EXERCISE AIM:
Return the part of the passage on synthesized vowels between "In this program, there" and "with this document.", inclusive, copied word for word.

SOURCE EXTRACT:
>> start

In this program, there is the option to either have whispered or voiced vowels by clicking the toggle box, shown in figure 6. The vowels were the most convincing of the synthesized speech sounds. All synthesized sounds are provided in wave format along with this document.

Vowel sounds use the cascade filterbank in figure 4, and thus only require the centre frequencies of the resonators to be set. These parameters were taken from Jovicic [7] for both voiced and whispered vowels. The vowels only use the pulse input as vowels are naturally only made with the vibration of the vocal cords. The whispered vowels, however, use some shaped noise, as this contributes to the breathy characteristic of the whisper. As found by Jovicic, most of the formant frequencies for the vowels increase when they are whispered, especially those of the first and second formant. It was also found that formant bandwidths were increased. However, due to the nature of the cascasde implementation, it wasn't possible to change the formant bandwidths.

>> end

GIVEN DATA:

>> start

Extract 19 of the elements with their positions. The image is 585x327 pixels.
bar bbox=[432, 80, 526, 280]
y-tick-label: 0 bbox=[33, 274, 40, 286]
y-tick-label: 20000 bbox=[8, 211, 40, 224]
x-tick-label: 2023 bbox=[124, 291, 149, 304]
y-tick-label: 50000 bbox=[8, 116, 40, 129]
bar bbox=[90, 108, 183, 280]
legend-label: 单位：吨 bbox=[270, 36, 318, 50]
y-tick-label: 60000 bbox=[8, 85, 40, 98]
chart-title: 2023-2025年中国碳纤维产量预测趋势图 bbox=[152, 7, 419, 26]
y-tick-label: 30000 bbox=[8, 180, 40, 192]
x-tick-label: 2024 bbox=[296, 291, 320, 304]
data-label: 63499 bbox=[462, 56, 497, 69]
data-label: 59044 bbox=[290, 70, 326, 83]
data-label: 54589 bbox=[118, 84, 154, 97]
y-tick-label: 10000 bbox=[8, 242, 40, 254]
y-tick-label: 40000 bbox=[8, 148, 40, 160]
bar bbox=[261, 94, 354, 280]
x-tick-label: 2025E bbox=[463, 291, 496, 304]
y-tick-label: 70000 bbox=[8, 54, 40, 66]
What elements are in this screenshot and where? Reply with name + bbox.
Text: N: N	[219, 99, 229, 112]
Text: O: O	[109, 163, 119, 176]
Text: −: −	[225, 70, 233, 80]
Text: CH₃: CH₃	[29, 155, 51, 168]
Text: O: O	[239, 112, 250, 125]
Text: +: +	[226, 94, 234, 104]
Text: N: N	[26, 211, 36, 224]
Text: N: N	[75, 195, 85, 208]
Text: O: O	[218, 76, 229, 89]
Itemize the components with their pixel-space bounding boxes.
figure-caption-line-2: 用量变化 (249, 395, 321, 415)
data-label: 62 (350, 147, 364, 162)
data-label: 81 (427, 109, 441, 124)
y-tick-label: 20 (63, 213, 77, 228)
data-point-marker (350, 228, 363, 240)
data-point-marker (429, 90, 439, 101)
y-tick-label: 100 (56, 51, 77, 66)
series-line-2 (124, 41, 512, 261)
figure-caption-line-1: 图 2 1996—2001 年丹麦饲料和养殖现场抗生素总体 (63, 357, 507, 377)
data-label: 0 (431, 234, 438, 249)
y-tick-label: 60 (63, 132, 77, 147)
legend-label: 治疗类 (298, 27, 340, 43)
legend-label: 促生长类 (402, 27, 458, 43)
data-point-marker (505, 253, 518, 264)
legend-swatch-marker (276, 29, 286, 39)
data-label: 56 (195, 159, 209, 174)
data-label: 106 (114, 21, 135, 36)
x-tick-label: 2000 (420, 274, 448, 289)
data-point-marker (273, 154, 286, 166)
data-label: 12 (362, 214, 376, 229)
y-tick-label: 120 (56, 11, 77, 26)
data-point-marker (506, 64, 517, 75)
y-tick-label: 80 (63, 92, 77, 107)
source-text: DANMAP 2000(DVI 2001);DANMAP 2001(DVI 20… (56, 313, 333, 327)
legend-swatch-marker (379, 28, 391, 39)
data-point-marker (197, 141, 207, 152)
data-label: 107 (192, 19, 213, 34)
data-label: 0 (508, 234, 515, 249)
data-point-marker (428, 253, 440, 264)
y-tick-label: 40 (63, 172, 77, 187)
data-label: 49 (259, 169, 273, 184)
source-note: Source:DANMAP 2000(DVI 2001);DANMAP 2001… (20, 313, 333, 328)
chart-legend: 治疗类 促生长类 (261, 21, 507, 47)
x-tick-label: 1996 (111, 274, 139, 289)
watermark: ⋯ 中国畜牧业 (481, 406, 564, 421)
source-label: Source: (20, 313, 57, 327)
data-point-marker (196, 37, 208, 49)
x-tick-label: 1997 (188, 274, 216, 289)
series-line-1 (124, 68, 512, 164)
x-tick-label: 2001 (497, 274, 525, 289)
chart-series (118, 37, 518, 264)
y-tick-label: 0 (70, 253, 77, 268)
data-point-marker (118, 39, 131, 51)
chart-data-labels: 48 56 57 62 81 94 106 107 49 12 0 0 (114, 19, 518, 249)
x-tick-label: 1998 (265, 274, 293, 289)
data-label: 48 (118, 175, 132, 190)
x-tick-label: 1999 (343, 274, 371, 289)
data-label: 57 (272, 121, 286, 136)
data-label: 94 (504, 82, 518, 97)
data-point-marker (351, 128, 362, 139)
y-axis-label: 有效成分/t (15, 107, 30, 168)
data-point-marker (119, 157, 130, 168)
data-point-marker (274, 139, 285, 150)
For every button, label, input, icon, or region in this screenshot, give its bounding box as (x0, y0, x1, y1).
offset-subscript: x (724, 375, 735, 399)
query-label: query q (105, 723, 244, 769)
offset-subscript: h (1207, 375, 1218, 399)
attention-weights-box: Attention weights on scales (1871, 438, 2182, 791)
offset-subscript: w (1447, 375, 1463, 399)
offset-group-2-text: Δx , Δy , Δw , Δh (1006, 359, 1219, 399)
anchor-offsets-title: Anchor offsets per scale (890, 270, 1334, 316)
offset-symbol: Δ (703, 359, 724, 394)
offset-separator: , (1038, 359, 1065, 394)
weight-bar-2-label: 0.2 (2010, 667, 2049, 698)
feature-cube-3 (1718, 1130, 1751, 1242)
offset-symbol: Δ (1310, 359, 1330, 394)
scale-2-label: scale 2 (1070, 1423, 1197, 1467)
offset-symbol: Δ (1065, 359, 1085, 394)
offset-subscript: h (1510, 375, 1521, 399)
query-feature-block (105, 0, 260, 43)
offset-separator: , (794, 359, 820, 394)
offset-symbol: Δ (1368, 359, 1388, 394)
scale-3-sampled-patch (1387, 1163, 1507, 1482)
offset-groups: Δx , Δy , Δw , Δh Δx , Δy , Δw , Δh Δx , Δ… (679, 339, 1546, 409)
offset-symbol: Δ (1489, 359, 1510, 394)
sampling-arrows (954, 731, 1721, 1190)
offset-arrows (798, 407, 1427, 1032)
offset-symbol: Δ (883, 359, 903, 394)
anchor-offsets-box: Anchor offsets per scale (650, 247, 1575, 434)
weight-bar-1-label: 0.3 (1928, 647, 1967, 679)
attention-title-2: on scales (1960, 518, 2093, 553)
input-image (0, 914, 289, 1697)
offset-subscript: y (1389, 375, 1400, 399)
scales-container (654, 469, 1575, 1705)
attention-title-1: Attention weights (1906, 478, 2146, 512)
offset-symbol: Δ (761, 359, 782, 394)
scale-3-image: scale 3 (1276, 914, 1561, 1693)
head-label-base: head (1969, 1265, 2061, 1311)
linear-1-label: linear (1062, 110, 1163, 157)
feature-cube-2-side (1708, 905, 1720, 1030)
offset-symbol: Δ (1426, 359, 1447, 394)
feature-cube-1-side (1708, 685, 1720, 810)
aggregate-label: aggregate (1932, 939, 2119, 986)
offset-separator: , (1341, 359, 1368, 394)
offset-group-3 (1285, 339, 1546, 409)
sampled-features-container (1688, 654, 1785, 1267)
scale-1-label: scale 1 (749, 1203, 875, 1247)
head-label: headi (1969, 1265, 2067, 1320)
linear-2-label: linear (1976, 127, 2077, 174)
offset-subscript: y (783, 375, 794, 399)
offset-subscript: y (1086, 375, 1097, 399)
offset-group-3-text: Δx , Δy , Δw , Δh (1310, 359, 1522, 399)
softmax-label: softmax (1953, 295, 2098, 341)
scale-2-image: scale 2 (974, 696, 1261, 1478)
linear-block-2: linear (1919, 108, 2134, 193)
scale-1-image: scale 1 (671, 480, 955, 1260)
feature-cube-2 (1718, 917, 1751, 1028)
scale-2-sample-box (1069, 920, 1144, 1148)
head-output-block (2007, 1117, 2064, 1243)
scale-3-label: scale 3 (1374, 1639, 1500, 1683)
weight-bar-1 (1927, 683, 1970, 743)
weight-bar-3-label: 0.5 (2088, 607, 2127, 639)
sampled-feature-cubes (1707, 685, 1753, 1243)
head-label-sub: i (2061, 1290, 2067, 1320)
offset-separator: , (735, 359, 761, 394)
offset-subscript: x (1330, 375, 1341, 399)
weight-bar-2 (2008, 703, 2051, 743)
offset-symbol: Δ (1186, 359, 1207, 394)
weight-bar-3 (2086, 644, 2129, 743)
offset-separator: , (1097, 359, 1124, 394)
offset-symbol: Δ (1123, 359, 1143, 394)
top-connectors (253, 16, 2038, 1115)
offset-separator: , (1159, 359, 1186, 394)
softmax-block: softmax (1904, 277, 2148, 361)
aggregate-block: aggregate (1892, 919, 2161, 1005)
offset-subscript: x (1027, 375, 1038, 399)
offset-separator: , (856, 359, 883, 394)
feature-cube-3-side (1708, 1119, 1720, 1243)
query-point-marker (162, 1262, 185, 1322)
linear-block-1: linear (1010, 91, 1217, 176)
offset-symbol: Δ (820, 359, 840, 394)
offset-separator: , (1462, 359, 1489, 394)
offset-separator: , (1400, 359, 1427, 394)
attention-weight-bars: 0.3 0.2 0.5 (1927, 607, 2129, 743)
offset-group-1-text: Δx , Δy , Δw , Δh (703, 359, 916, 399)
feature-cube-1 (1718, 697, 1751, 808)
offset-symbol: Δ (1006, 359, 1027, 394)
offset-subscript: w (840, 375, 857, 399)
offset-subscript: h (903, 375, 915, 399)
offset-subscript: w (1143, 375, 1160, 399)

>> end

WRITTEN SOLUTION:
In this program, there is the option to either have whispered or voiced vowels by clicking the toggle box, shown in figure 6. The vowels were the most convincing of the synthesized speech sounds. All synthesized sounds are provided in wave format along with this document.